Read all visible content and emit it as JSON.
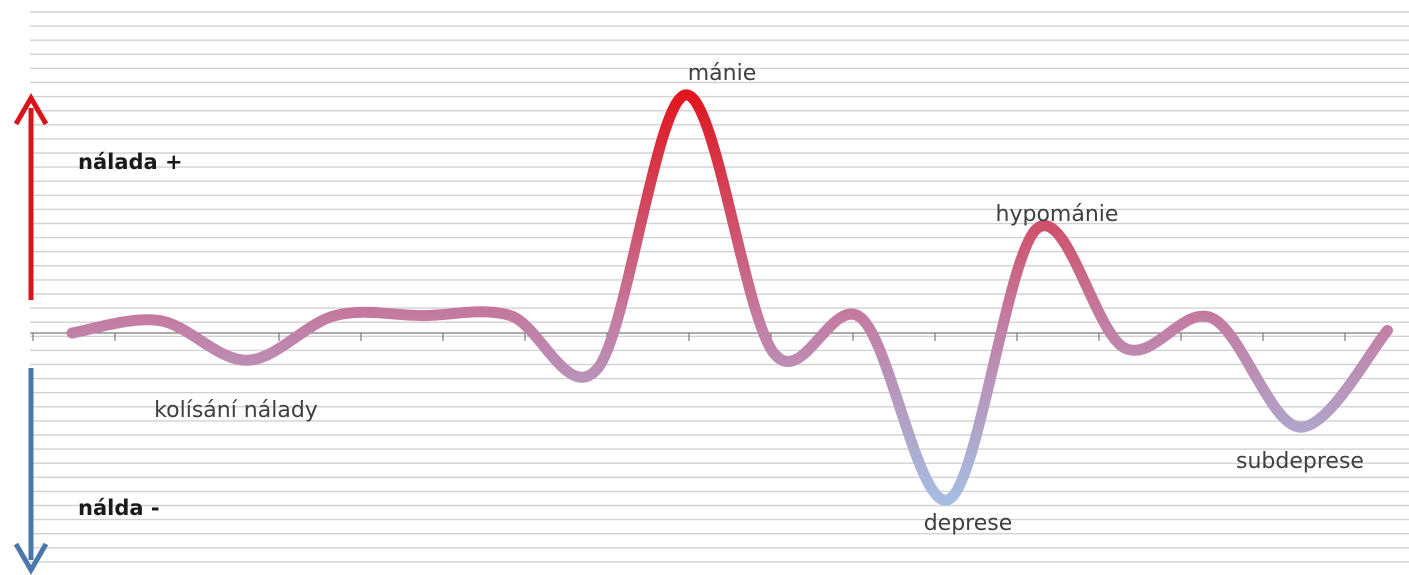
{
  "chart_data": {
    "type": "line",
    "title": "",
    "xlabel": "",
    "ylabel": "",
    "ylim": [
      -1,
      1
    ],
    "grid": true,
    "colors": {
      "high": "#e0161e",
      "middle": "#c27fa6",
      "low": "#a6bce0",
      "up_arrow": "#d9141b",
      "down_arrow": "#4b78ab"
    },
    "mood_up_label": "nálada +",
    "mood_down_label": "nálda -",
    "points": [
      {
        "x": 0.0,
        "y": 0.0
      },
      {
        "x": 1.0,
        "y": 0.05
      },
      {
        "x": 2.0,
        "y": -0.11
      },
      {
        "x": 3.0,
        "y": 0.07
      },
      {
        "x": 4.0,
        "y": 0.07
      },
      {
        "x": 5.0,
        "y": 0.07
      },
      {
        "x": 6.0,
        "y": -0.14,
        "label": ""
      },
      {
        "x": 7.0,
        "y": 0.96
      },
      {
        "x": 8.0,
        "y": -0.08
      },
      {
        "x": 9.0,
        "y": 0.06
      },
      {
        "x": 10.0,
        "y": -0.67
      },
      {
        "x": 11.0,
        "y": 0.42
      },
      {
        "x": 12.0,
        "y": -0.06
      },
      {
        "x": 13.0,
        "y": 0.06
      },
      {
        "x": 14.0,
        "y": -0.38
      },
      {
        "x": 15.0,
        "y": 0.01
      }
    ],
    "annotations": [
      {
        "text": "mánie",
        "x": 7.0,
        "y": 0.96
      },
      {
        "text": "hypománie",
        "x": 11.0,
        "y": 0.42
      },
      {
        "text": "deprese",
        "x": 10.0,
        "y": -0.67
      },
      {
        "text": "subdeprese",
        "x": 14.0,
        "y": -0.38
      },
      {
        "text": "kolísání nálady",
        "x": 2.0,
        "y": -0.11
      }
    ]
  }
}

§ Your objective: Reproduce the whole listing word for word, setting aside any pictures.

§ Expected answer:
Read all visible content and emit it as JSON.
{
  "chart_data": {
    "type": "line",
    "title": "",
    "xlabel": "",
    "ylabel": "",
    "ylim": [
      -1,
      1
    ],
    "grid": true,
    "colors": {
      "high": "#e0161e",
      "middle": "#c27fa6",
      "low": "#a6bce0",
      "up_arrow": "#d9141b",
      "down_arrow": "#4b78ab"
    },
    "mood_up_label": "nálada +",
    "mood_down_label": "nálda -",
    "points": [
      {
        "x": 0.0,
        "y": 0.0
      },
      {
        "x": 1.0,
        "y": 0.05
      },
      {
        "x": 2.0,
        "y": -0.11
      },
      {
        "x": 3.0,
        "y": 0.07
      },
      {
        "x": 4.0,
        "y": 0.07
      },
      {
        "x": 5.0,
        "y": 0.07
      },
      {
        "x": 6.0,
        "y": -0.14,
        "label": ""
      },
      {
        "x": 7.0,
        "y": 0.96
      },
      {
        "x": 8.0,
        "y": -0.08
      },
      {
        "x": 9.0,
        "y": 0.06
      },
      {
        "x": 10.0,
        "y": -0.67
      },
      {
        "x": 11.0,
        "y": 0.42
      },
      {
        "x": 12.0,
        "y": -0.06
      },
      {
        "x": 13.0,
        "y": 0.06
      },
      {
        "x": 14.0,
        "y": -0.38
      },
      {
        "x": 15.0,
        "y": 0.01
      }
    ],
    "annotations": [
      {
        "text": "mánie",
        "x": 7.0,
        "y": 0.96
      },
      {
        "text": "hypománie",
        "x": 11.0,
        "y": 0.42
      },
      {
        "text": "deprese",
        "x": 10.0,
        "y": -0.67
      },
      {
        "text": "subdeprese",
        "x": 14.0,
        "y": -0.38
      },
      {
        "text": "kolísání nálady",
        "x": 2.0,
        "y": -0.11
      }
    ]
  }
}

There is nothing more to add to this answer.